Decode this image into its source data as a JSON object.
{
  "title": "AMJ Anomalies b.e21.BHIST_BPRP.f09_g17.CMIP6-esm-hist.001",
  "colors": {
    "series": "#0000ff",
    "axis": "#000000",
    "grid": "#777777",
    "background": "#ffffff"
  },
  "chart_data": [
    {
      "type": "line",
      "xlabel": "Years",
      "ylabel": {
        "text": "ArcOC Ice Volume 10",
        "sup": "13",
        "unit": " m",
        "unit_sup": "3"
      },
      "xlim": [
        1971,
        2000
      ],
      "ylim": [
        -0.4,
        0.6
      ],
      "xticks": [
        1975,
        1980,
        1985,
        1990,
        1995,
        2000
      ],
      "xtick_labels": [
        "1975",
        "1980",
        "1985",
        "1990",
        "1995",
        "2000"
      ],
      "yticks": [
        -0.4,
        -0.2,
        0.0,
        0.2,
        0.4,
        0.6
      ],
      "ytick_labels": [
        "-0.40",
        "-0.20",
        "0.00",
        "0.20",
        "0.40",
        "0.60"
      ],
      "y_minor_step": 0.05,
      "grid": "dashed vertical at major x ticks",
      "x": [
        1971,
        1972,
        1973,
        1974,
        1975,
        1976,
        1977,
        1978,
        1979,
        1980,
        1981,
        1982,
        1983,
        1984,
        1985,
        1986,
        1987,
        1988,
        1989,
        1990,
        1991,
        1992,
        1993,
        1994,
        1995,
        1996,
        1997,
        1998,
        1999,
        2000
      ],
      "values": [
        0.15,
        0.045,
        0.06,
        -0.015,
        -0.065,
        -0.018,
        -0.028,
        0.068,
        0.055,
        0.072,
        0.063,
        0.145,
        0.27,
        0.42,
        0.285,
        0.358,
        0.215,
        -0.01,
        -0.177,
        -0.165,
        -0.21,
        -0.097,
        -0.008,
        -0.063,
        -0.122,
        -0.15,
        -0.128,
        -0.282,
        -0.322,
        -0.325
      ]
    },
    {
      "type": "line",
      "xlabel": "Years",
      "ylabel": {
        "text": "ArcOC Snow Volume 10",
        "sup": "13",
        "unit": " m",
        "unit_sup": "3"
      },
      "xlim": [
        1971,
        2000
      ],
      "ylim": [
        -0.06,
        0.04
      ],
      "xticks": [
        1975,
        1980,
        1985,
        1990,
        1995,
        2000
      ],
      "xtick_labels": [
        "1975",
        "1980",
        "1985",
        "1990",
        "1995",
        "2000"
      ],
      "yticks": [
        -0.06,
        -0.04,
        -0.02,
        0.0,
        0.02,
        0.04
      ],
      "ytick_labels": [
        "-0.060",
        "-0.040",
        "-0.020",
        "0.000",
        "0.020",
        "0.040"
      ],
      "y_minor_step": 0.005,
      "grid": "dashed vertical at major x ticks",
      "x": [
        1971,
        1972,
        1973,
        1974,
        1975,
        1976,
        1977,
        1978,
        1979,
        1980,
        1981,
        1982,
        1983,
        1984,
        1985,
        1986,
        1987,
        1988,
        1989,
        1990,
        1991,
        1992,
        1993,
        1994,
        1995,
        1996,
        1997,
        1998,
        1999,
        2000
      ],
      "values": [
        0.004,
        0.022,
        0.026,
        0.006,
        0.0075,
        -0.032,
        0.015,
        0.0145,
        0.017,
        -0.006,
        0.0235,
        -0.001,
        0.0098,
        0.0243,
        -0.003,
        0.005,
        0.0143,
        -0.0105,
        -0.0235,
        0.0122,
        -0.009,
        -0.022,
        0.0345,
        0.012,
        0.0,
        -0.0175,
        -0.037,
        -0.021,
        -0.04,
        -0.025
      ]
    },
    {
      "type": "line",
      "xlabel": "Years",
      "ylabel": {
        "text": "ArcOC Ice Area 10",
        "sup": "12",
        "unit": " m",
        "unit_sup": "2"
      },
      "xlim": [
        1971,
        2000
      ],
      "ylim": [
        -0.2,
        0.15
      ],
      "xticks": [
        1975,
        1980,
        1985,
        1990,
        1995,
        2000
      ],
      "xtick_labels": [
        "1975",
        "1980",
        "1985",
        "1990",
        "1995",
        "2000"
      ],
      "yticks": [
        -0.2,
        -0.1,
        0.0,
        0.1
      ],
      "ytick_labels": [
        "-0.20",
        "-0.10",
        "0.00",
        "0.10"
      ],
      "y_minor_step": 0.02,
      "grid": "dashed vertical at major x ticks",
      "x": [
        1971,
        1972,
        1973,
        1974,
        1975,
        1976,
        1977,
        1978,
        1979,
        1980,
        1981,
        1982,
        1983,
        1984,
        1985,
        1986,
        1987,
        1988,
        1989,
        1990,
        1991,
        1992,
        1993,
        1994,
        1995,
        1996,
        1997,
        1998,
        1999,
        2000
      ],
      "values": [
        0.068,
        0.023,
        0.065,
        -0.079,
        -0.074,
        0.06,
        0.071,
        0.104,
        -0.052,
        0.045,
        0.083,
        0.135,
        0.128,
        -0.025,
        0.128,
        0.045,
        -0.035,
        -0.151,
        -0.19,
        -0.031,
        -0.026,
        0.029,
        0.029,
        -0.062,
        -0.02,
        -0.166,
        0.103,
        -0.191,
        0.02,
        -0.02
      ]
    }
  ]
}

════

■ Requirements: Each line containing "Volume" counts once; state the total number of such lines and nothing else.

■ Completed exercise: 2